▶ [Given request]: Copy the records below exactly, leaving out any pictures.

-- Start of Material provided --

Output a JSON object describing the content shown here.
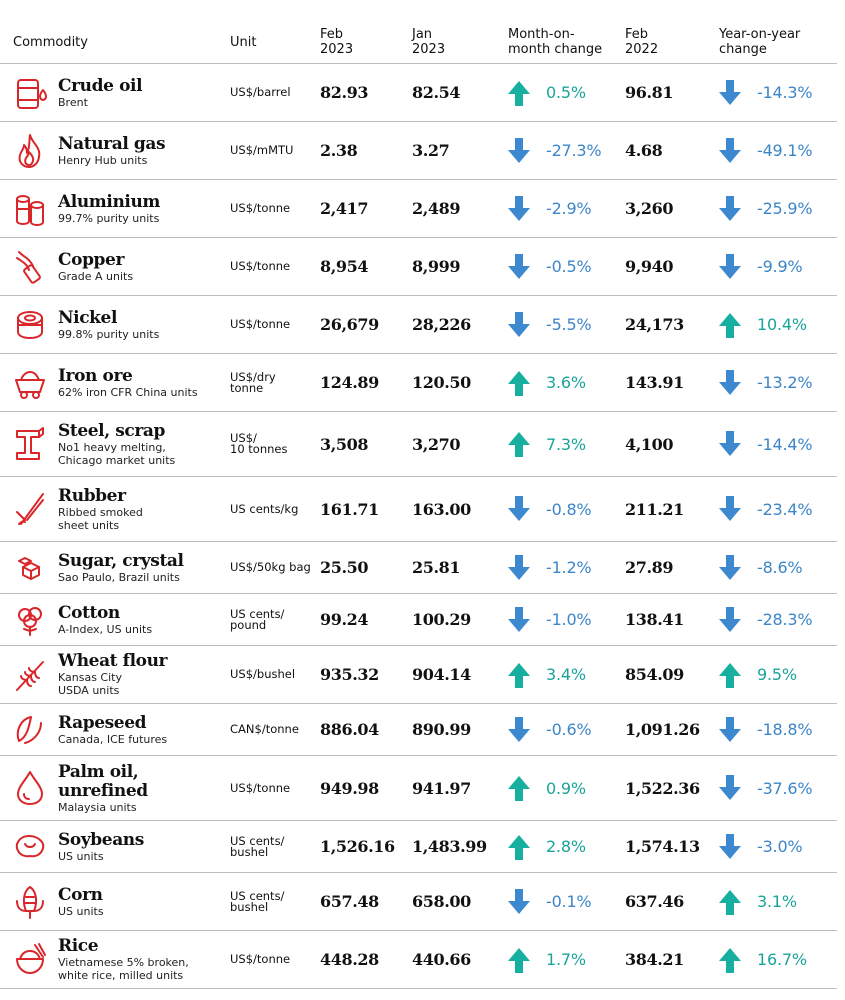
{
  "colors": {
    "up": "#17b0a0",
    "down": "#3d89cf",
    "icon_red": "#d9262b"
  },
  "chart_data": {
    "type": "table",
    "columns": {
      "commodity": "Commodity",
      "unit": "Unit",
      "feb2023": [
        "Feb",
        "2023"
      ],
      "jan2023": [
        "Jan",
        "2023"
      ],
      "mom": [
        "Month-on-",
        "month change"
      ],
      "feb2022": [
        "Feb",
        "2022"
      ],
      "yoy": [
        "Year-on-year",
        "change"
      ]
    },
    "rows": [
      {
        "name": "Crude oil",
        "sub": [
          "Brent"
        ],
        "unit": [
          "US$/barrel"
        ],
        "feb2023": "82.93",
        "jan2023": "82.54",
        "mom": "0.5%",
        "mom_dir": "up",
        "feb2022": "96.81",
        "yoy": "-14.3%",
        "yoy_dir": "down",
        "icon": "oil-barrel-icon"
      },
      {
        "name": "Natural gas",
        "sub": [
          "Henry Hub units"
        ],
        "unit": [
          "US$/mMTU"
        ],
        "feb2023": "2.38",
        "jan2023": "3.27",
        "mom": "-27.3%",
        "mom_dir": "down",
        "feb2022": "4.68",
        "yoy": "-49.1%",
        "yoy_dir": "down",
        "icon": "flame-icon"
      },
      {
        "name": "Aluminium",
        "sub": [
          "99.7% purity units"
        ],
        "unit": [
          "US$/tonne"
        ],
        "feb2023": "2,417",
        "jan2023": "2,489",
        "mom": "-2.9%",
        "mom_dir": "down",
        "feb2022": "3,260",
        "yoy": "-25.9%",
        "yoy_dir": "down",
        "icon": "cans-icon"
      },
      {
        "name": "Copper",
        "sub": [
          "Grade A units"
        ],
        "unit": [
          "US$/tonne"
        ],
        "feb2023": "8,954",
        "jan2023": "8,999",
        "mom": "-0.5%",
        "mom_dir": "down",
        "feb2022": "9,940",
        "yoy": "-9.9%",
        "yoy_dir": "down",
        "icon": "wire-icon"
      },
      {
        "name": "Nickel",
        "sub": [
          "99.8% purity units"
        ],
        "unit": [
          "US$/tonne"
        ],
        "feb2023": "26,679",
        "jan2023": "28,226",
        "mom": "-5.5%",
        "mom_dir": "down",
        "feb2022": "24,173",
        "yoy": "10.4%",
        "yoy_dir": "up",
        "icon": "coins-icon"
      },
      {
        "name": "Iron ore",
        "sub": [
          "62% iron CFR China units"
        ],
        "unit": [
          "US$/dry",
          "tonne"
        ],
        "feb2023": "124.89",
        "jan2023": "120.50",
        "mom": "3.6%",
        "mom_dir": "up",
        "feb2022": "143.91",
        "yoy": "-13.2%",
        "yoy_dir": "down",
        "icon": "mine-cart-icon"
      },
      {
        "name": "Steel, scrap",
        "sub": [
          "No1 heavy melting,",
          "Chicago market units"
        ],
        "unit": [
          "US$/",
          "10 tonnes"
        ],
        "feb2023": "3,508",
        "jan2023": "3,270",
        "mom": "7.3%",
        "mom_dir": "up",
        "feb2022": "4,100",
        "yoy": "-14.4%",
        "yoy_dir": "down",
        "icon": "steel-beam-icon"
      },
      {
        "name": "Rubber",
        "sub": [
          "Ribbed smoked",
          "sheet units"
        ],
        "unit": [
          "US cents/kg"
        ],
        "feb2023": "161.71",
        "jan2023": "163.00",
        "mom": "-0.8%",
        "mom_dir": "down",
        "feb2022": "211.21",
        "yoy": "-23.4%",
        "yoy_dir": "down",
        "icon": "rubber-tree-icon"
      },
      {
        "name": "Sugar, crystal",
        "sub": [
          "Sao Paulo, Brazil units"
        ],
        "unit": [
          "US$/50kg bag"
        ],
        "feb2023": "25.50",
        "jan2023": "25.81",
        "mom": "-1.2%",
        "mom_dir": "down",
        "feb2022": "27.89",
        "yoy": "-8.6%",
        "yoy_dir": "down",
        "icon": "sugar-cubes-icon"
      },
      {
        "name": "Cotton",
        "sub": [
          "A-Index, US units"
        ],
        "unit": [
          "US cents/",
          "pound"
        ],
        "feb2023": "99.24",
        "jan2023": "100.29",
        "mom": "-1.0%",
        "mom_dir": "down",
        "feb2022": "138.41",
        "yoy": "-28.3%",
        "yoy_dir": "down",
        "icon": "cotton-icon"
      },
      {
        "name": "Wheat flour",
        "sub": [
          "Kansas City",
          "USDA units"
        ],
        "unit": [
          "US$/bushel"
        ],
        "feb2023": "935.32",
        "jan2023": "904.14",
        "mom": "3.4%",
        "mom_dir": "up",
        "feb2022": "854.09",
        "yoy": "9.5%",
        "yoy_dir": "up",
        "icon": "wheat-icon"
      },
      {
        "name": "Rapeseed",
        "sub": [
          "Canada, ICE futures"
        ],
        "unit": [
          "CAN$/tonne"
        ],
        "feb2023": "886.04",
        "jan2023": "890.99",
        "mom": "-0.6%",
        "mom_dir": "down",
        "feb2022": "1,091.26",
        "yoy": "-18.8%",
        "yoy_dir": "down",
        "icon": "rapeseed-icon"
      },
      {
        "name": "Palm oil, unrefined",
        "sub": [
          "Malaysia units"
        ],
        "unit": [
          "US$/tonne"
        ],
        "feb2023": "949.98",
        "jan2023": "941.97",
        "mom": "0.9%",
        "mom_dir": "up",
        "feb2022": "1,522.36",
        "yoy": "-37.6%",
        "yoy_dir": "down",
        "icon": "oil-drop-icon"
      },
      {
        "name": "Soybeans",
        "sub": [
          "US units"
        ],
        "unit": [
          "US cents/",
          "bushel"
        ],
        "feb2023": "1,526.16",
        "jan2023": "1,483.99",
        "mom": "2.8%",
        "mom_dir": "up",
        "feb2022": "1,574.13",
        "yoy": "-3.0%",
        "yoy_dir": "down",
        "icon": "soybeans-icon"
      },
      {
        "name": "Corn",
        "sub": [
          "US units"
        ],
        "unit": [
          "US cents/",
          "bushel"
        ],
        "feb2023": "657.48",
        "jan2023": "658.00",
        "mom": "-0.1%",
        "mom_dir": "down",
        "feb2022": "637.46",
        "yoy": "3.1%",
        "yoy_dir": "up",
        "icon": "corn-icon"
      },
      {
        "name": "Rice",
        "sub": [
          "Vietnamese 5% broken,",
          "white rice, milled units"
        ],
        "unit": [
          "US$/tonne"
        ],
        "feb2023": "448.28",
        "jan2023": "440.66",
        "mom": "1.7%",
        "mom_dir": "up",
        "feb2022": "384.21",
        "yoy": "16.7%",
        "yoy_dir": "up",
        "icon": "rice-bowl-icon"
      }
    ]
  }
}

-- End of Material provided --

▶ [Solution to the exercise]:
Output a JSON object describing the content shown here.
{
  "colors": {
    "up": "#17b0a0",
    "down": "#3d89cf",
    "icon_red": "#d9262b"
  },
  "chart_data": {
    "type": "table",
    "columns": {
      "commodity": "Commodity",
      "unit": "Unit",
      "feb2023": [
        "Feb",
        "2023"
      ],
      "jan2023": [
        "Jan",
        "2023"
      ],
      "mom": [
        "Month-on-",
        "month change"
      ],
      "feb2022": [
        "Feb",
        "2022"
      ],
      "yoy": [
        "Year-on-year",
        "change"
      ]
    },
    "rows": [
      {
        "name": "Crude oil",
        "sub": [
          "Brent"
        ],
        "unit": [
          "US$/barrel"
        ],
        "feb2023": "82.93",
        "jan2023": "82.54",
        "mom": "0.5%",
        "mom_dir": "up",
        "feb2022": "96.81",
        "yoy": "-14.3%",
        "yoy_dir": "down",
        "icon": "oil-barrel-icon"
      },
      {
        "name": "Natural gas",
        "sub": [
          "Henry Hub units"
        ],
        "unit": [
          "US$/mMTU"
        ],
        "feb2023": "2.38",
        "jan2023": "3.27",
        "mom": "-27.3%",
        "mom_dir": "down",
        "feb2022": "4.68",
        "yoy": "-49.1%",
        "yoy_dir": "down",
        "icon": "flame-icon"
      },
      {
        "name": "Aluminium",
        "sub": [
          "99.7% purity units"
        ],
        "unit": [
          "US$/tonne"
        ],
        "feb2023": "2,417",
        "jan2023": "2,489",
        "mom": "-2.9%",
        "mom_dir": "down",
        "feb2022": "3,260",
        "yoy": "-25.9%",
        "yoy_dir": "down",
        "icon": "cans-icon"
      },
      {
        "name": "Copper",
        "sub": [
          "Grade A units"
        ],
        "unit": [
          "US$/tonne"
        ],
        "feb2023": "8,954",
        "jan2023": "8,999",
        "mom": "-0.5%",
        "mom_dir": "down",
        "feb2022": "9,940",
        "yoy": "-9.9%",
        "yoy_dir": "down",
        "icon": "wire-icon"
      },
      {
        "name": "Nickel",
        "sub": [
          "99.8% purity units"
        ],
        "unit": [
          "US$/tonne"
        ],
        "feb2023": "26,679",
        "jan2023": "28,226",
        "mom": "-5.5%",
        "mom_dir": "down",
        "feb2022": "24,173",
        "yoy": "10.4%",
        "yoy_dir": "up",
        "icon": "coins-icon"
      },
      {
        "name": "Iron ore",
        "sub": [
          "62% iron CFR China units"
        ],
        "unit": [
          "US$/dry",
          "tonne"
        ],
        "feb2023": "124.89",
        "jan2023": "120.50",
        "mom": "3.6%",
        "mom_dir": "up",
        "feb2022": "143.91",
        "yoy": "-13.2%",
        "yoy_dir": "down",
        "icon": "mine-cart-icon"
      },
      {
        "name": "Steel, scrap",
        "sub": [
          "No1 heavy melting,",
          "Chicago market units"
        ],
        "unit": [
          "US$/",
          "10 tonnes"
        ],
        "feb2023": "3,508",
        "jan2023": "3,270",
        "mom": "7.3%",
        "mom_dir": "up",
        "feb2022": "4,100",
        "yoy": "-14.4%",
        "yoy_dir": "down",
        "icon": "steel-beam-icon"
      },
      {
        "name": "Rubber",
        "sub": [
          "Ribbed smoked",
          "sheet units"
        ],
        "unit": [
          "US cents/kg"
        ],
        "feb2023": "161.71",
        "jan2023": "163.00",
        "mom": "-0.8%",
        "mom_dir": "down",
        "feb2022": "211.21",
        "yoy": "-23.4%",
        "yoy_dir": "down",
        "icon": "rubber-tree-icon"
      },
      {
        "name": "Sugar, crystal",
        "sub": [
          "Sao Paulo, Brazil units"
        ],
        "unit": [
          "US$/50kg bag"
        ],
        "feb2023": "25.50",
        "jan2023": "25.81",
        "mom": "-1.2%",
        "mom_dir": "down",
        "feb2022": "27.89",
        "yoy": "-8.6%",
        "yoy_dir": "down",
        "icon": "sugar-cubes-icon"
      },
      {
        "name": "Cotton",
        "sub": [
          "A-Index, US units"
        ],
        "unit": [
          "US cents/",
          "pound"
        ],
        "feb2023": "99.24",
        "jan2023": "100.29",
        "mom": "-1.0%",
        "mom_dir": "down",
        "feb2022": "138.41",
        "yoy": "-28.3%",
        "yoy_dir": "down",
        "icon": "cotton-icon"
      },
      {
        "name": "Wheat flour",
        "sub": [
          "Kansas City",
          "USDA units"
        ],
        "unit": [
          "US$/bushel"
        ],
        "feb2023": "935.32",
        "jan2023": "904.14",
        "mom": "3.4%",
        "mom_dir": "up",
        "feb2022": "854.09",
        "yoy": "9.5%",
        "yoy_dir": "up",
        "icon": "wheat-icon"
      },
      {
        "name": "Rapeseed",
        "sub": [
          "Canada, ICE futures"
        ],
        "unit": [
          "CAN$/tonne"
        ],
        "feb2023": "886.04",
        "jan2023": "890.99",
        "mom": "-0.6%",
        "mom_dir": "down",
        "feb2022": "1,091.26",
        "yoy": "-18.8%",
        "yoy_dir": "down",
        "icon": "rapeseed-icon"
      },
      {
        "name": "Palm oil, unrefined",
        "sub": [
          "Malaysia units"
        ],
        "unit": [
          "US$/tonne"
        ],
        "feb2023": "949.98",
        "jan2023": "941.97",
        "mom": "0.9%",
        "mom_dir": "up",
        "feb2022": "1,522.36",
        "yoy": "-37.6%",
        "yoy_dir": "down",
        "icon": "oil-drop-icon"
      },
      {
        "name": "Soybeans",
        "sub": [
          "US units"
        ],
        "unit": [
          "US cents/",
          "bushel"
        ],
        "feb2023": "1,526.16",
        "jan2023": "1,483.99",
        "mom": "2.8%",
        "mom_dir": "up",
        "feb2022": "1,574.13",
        "yoy": "-3.0%",
        "yoy_dir": "down",
        "icon": "soybeans-icon"
      },
      {
        "name": "Corn",
        "sub": [
          "US units"
        ],
        "unit": [
          "US cents/",
          "bushel"
        ],
        "feb2023": "657.48",
        "jan2023": "658.00",
        "mom": "-0.1%",
        "mom_dir": "down",
        "feb2022": "637.46",
        "yoy": "3.1%",
        "yoy_dir": "up",
        "icon": "corn-icon"
      },
      {
        "name": "Rice",
        "sub": [
          "Vietnamese 5% broken,",
          "white rice, milled units"
        ],
        "unit": [
          "US$/tonne"
        ],
        "feb2023": "448.28",
        "jan2023": "440.66",
        "mom": "1.7%",
        "mom_dir": "up",
        "feb2022": "384.21",
        "yoy": "16.7%",
        "yoy_dir": "up",
        "icon": "rice-bowl-icon"
      }
    ]
  }
}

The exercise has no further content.